▶ _Exercise instructions_
1. In the configuration schema, how many dimensions does the CCA-based fusion option produce?
2. List every option that the configuration schema offers for embeddings.

▶ _Selected text_
┄┄┄┄┄┄┄┄┄┄

Skip to content

⚙️ Configuration Schema

The pipeline is fully configurable through a single config block. This makes it easy to try out different experiments without changing the code — just edit the config and rerun.


🔑 Main Parameters

📂 Dataset

  • ml_latest_small → MovieLens Latest Small
  • lfm360k → Last.fm 360K

🧩 Embeddings

  • textual → Text-only embeddings
  • visual → Visual-only embeddings
  • audio → Audio-only embeddings
  • fused_concat → Concatenate all modalities
  • fused_pca → PCA-based fusion (128-dim)
  • fused_cca → CCA-based fusion (64-dim)
  • fused_avg → Average embeddings

🤖 LLM Model

  • openai → OpenAI Ada embeddings
  • sentence_transformer → MiniLM or similar
  • llama3 → HuggingFace LLaMA model

👤 User Vector Strategy

  • random → Random baseline (sanity check)
  • average → Average of liked item embeddings
  • temporal → Weighted by recency of interactions

🔎 Retrieval

  • N → Number of nearest neighbors (default: 50)

🎬 Recommendation

  • K → Final top recommendations (default: 10)
  • explainabletrue/false (include reasoning or not)

⚡ Runtime Settings

  • use_gpu → Use GPU acceleration if available
  • seed → Random seed for reproducibility
  • batch_size → Batch size for embedding & retrieval

🛠 Example Config Block

dataset: ml_latest_small
embeddings: fused_pca
llm_model: sentence_transformer
user_vector: temporal
retrieval:
  N: 50
recommendation:
  K: 10
  explainable: true
runtime:
  use_gpu: true
  seed: 42
  batch_size: 64

✅ Notes

  • Default values are set to match the benchmarks used in experiments.
  • Changing any config parameter requires no code edits — just update the block.
  • This makes the system flexible for rapid experimentation and extensibility.

┄┄┄┄┄┄┄┄┄┄

▶ _Supplied records_
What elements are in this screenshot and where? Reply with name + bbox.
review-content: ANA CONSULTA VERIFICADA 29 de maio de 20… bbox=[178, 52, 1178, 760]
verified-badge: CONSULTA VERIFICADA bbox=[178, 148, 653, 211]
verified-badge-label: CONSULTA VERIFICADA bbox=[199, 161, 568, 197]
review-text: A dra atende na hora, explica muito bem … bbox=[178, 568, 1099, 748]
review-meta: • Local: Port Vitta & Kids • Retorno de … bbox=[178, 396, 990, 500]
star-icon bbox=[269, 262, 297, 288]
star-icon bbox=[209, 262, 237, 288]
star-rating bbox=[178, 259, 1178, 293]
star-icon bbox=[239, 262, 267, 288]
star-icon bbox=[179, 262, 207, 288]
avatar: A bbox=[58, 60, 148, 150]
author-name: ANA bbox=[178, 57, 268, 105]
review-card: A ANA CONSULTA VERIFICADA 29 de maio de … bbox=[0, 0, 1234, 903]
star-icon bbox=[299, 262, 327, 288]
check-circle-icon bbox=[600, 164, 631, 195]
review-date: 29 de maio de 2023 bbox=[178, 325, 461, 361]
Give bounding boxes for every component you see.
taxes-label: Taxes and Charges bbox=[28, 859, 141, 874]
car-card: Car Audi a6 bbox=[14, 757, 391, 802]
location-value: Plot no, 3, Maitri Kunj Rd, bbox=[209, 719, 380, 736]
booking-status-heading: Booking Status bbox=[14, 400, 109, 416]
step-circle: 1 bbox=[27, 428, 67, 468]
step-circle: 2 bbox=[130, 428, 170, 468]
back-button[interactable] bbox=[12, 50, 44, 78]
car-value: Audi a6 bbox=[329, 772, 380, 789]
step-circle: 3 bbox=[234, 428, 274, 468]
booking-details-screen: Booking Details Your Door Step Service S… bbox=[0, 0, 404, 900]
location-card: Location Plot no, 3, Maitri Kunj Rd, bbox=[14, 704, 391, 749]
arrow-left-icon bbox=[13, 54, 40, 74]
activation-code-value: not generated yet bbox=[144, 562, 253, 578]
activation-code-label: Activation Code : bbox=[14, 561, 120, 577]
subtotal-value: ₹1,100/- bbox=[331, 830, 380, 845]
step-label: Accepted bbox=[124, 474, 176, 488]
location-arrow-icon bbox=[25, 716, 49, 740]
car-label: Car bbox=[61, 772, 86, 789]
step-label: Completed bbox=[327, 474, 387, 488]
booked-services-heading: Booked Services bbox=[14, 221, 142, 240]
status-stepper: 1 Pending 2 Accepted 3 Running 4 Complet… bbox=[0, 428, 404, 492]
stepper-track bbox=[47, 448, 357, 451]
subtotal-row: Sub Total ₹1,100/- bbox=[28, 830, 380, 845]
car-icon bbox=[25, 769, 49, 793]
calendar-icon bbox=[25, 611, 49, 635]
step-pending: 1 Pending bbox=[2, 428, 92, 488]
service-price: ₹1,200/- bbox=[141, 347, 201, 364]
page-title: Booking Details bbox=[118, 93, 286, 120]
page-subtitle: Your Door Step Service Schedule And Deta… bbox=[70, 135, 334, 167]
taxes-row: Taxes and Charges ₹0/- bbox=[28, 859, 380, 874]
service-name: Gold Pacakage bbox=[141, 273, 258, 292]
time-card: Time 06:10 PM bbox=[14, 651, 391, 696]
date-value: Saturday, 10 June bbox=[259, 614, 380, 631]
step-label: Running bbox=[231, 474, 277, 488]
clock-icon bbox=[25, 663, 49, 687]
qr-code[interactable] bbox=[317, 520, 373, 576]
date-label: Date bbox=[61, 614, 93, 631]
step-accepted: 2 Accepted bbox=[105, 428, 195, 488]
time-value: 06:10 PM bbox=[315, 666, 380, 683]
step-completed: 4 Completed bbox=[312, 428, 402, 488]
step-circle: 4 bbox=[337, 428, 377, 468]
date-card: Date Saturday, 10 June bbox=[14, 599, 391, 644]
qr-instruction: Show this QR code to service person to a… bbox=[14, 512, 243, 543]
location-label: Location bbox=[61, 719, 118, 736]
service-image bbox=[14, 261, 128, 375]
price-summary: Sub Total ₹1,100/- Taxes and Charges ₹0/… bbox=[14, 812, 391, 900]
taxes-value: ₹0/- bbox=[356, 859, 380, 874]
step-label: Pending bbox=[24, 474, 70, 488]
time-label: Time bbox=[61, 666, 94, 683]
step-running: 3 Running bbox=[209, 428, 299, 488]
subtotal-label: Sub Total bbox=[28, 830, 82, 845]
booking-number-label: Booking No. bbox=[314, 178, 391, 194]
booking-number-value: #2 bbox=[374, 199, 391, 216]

┄┄┄┄┄┄┄┄┄┄

▶ _Numbered answers_
1. 64

2.
- textual
- visual
- audio
- fused_concat
- fused_pca
- fused_cca
- fused_avg